Hamilton vs. Jackson on Finance: why we should #SaveHamilton and #BumpJackson

After the announcement on Wednesday about the Treasury Department’s decision to replace Alexander Hamilton with a woman as the face of the $10 bill, while leaving Andrew Jackson on the $20, I thought it would be appropriate to briefly compare these men’s respective legacies in terms of the financial system.

As the first Secretary of Treasury, Hamilton was the architect of creating a national financial system and establishing the constitutionality of a national bank.  Hamilton faced an uphill battle, with ardent opposition from Jefferson and Madison, and a lukewarm reaction from President Washington.  However, he cajoled, persuaded, and politicked in order to birth the new financial system.

** Data for review **
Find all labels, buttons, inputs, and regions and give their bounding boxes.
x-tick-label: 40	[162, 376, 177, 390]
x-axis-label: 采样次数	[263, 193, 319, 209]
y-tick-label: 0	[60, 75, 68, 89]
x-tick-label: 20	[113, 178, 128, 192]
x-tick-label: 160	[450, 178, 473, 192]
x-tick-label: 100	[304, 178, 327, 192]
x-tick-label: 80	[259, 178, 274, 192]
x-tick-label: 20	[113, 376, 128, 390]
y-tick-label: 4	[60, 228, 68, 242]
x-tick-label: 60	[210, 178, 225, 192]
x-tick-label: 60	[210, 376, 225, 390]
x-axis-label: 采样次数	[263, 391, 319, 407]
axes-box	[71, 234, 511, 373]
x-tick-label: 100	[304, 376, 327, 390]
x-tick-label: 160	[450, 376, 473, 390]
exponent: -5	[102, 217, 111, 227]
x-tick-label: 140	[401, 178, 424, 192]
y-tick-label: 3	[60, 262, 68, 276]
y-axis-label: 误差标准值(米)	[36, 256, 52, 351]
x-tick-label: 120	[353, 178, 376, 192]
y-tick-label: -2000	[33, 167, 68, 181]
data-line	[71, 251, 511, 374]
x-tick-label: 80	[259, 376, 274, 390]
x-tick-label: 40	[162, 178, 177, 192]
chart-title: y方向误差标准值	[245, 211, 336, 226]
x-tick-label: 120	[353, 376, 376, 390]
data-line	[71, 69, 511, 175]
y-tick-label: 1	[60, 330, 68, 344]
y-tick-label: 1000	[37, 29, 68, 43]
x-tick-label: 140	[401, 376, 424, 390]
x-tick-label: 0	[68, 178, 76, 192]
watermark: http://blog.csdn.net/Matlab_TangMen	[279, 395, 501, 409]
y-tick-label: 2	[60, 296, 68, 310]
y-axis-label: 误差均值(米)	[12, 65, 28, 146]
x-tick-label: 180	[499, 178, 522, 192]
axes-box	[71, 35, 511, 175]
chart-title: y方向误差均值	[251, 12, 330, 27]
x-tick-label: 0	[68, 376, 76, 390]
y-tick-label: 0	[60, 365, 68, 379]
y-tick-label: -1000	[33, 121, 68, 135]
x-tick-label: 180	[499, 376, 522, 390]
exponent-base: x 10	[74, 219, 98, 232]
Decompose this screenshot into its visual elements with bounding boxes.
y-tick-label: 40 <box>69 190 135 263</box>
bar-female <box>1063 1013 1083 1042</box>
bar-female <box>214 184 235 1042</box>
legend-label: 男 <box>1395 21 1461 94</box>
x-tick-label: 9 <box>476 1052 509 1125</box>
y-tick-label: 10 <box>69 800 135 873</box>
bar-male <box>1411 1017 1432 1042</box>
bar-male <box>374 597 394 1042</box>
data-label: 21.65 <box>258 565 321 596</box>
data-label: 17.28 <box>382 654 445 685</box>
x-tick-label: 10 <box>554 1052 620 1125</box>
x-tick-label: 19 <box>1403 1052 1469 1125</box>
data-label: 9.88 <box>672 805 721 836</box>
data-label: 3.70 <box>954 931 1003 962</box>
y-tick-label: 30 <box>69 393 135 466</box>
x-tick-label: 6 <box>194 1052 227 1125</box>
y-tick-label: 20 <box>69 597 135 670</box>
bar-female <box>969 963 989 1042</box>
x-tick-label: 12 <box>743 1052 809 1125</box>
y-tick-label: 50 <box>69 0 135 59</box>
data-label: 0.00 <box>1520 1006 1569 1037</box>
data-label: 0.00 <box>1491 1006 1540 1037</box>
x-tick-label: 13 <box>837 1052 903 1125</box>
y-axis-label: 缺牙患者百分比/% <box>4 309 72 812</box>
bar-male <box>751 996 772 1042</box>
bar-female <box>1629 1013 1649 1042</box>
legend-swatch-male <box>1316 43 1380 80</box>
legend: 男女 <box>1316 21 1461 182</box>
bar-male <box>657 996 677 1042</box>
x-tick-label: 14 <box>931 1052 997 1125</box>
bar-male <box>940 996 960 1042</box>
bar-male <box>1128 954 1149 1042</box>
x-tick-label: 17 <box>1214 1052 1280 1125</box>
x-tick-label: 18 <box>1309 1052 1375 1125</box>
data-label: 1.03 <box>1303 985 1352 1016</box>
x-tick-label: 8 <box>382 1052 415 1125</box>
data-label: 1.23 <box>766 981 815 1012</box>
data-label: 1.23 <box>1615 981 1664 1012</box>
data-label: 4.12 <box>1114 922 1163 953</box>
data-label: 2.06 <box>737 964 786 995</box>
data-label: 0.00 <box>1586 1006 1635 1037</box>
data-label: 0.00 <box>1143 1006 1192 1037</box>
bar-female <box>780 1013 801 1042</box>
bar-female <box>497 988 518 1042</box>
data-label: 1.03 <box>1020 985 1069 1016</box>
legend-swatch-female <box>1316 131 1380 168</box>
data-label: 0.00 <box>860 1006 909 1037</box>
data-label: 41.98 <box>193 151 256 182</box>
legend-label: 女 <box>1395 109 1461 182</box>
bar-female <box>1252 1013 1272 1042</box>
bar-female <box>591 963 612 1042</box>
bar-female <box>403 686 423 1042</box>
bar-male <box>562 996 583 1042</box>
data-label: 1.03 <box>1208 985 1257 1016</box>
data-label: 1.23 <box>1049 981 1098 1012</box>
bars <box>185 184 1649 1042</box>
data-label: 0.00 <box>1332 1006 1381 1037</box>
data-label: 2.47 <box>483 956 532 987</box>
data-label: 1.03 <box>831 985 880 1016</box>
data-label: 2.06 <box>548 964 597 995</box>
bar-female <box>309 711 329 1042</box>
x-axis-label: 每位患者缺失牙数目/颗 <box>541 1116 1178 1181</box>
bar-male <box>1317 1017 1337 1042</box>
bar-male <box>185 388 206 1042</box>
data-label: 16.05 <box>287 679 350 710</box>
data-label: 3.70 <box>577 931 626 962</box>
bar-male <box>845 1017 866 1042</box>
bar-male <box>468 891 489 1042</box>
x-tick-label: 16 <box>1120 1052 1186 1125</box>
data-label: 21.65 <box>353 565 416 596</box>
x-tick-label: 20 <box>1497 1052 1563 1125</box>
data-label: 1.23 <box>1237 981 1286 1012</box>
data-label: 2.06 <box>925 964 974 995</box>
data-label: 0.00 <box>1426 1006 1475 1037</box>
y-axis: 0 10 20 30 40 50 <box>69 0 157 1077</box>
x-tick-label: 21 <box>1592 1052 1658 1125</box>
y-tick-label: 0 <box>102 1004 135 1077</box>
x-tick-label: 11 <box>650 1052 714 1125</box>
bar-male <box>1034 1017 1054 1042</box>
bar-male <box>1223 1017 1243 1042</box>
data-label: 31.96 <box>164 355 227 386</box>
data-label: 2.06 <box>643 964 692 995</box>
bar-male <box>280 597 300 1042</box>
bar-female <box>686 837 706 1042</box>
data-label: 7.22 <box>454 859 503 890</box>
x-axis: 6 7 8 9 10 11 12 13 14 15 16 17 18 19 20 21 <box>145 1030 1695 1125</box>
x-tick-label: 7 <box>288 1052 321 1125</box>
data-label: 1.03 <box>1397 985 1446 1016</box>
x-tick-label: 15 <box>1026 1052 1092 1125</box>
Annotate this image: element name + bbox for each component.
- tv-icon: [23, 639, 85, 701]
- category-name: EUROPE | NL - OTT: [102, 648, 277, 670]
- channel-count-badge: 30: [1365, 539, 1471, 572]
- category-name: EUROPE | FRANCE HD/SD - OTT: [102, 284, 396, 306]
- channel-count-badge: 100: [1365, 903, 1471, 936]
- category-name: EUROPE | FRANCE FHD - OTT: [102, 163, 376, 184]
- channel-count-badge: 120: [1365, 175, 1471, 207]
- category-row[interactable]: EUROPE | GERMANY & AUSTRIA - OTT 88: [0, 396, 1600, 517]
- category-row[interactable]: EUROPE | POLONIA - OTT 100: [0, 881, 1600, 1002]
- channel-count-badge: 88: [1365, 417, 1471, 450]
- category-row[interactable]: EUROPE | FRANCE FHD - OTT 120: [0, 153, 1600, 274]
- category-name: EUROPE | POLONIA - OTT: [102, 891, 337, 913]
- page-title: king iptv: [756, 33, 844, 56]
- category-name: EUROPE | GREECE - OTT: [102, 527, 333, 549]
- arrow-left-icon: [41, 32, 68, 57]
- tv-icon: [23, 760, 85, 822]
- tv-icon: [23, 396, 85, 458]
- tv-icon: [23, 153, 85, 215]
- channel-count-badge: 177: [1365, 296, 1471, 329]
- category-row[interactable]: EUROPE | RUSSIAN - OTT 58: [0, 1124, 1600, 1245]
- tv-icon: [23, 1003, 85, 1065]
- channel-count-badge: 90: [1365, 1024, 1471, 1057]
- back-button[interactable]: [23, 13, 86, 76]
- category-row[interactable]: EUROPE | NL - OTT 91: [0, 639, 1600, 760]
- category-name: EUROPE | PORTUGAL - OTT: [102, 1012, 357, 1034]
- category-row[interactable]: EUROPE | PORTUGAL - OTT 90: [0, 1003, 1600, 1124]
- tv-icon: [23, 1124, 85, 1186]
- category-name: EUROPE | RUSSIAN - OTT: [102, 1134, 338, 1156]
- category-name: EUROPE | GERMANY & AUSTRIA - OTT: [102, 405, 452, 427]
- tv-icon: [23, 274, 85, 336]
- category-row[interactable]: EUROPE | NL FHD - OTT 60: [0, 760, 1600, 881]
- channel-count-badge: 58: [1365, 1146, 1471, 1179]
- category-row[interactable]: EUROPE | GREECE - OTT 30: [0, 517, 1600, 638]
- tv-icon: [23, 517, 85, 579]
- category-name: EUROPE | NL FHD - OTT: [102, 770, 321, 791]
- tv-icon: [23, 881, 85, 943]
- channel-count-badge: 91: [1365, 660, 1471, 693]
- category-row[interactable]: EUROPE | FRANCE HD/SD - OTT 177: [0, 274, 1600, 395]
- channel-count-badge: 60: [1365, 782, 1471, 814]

** Required action A **
In the piece on Hamilton and Jackson, who gave Hamilton ardent opposition?
** Required action B **
Write the next part of the piece comparing Hamilton and Jackson on finance, picking up after its final sentence.
Nothing in the listing is needed here.

** Final answer A **
Jefferson and Madison

** Final answer B **
Elizabeth Hamilton described Hamilton’s commitment to the Bank in a quote to a journalist years after Hamilton’s death, as quoted by Michael Newton:

“He made your Government! He made your Bank. I sat up all night with him to help him do it. Jefferson thought we ought not to have a Bank, and President Washington thought so. But my husband said, ‘We must have a Bank.’ I sat up all night, copied out his writing, and the next morning he carried it to President Washington, and we had a Bank.

Hamilton believed that a national bank would help establish public credit and place the new nation on the solid footing that would be necessary to secure its future.

In a 1781 letter to Robert Morris, Hamilton wrote:

The tendency of a national bank is to increase public and private credit. The former gives power to the state for the protection of its rights and interests, and the latter facilitates and extends the operations of commerce among individuals. Industry is increased, commodities are multiplied, agriculture and manufactures flourish, and herein consist the true wealth and prosperity of a state.

He clung to this opinion despite significant opposition, and established the federal debt and the national bank through sheer force of will.  The financial system that Hamilton set up during his tenure as Secretary of Treasury outlasted him and left a legacy that shaped institutions for years to come.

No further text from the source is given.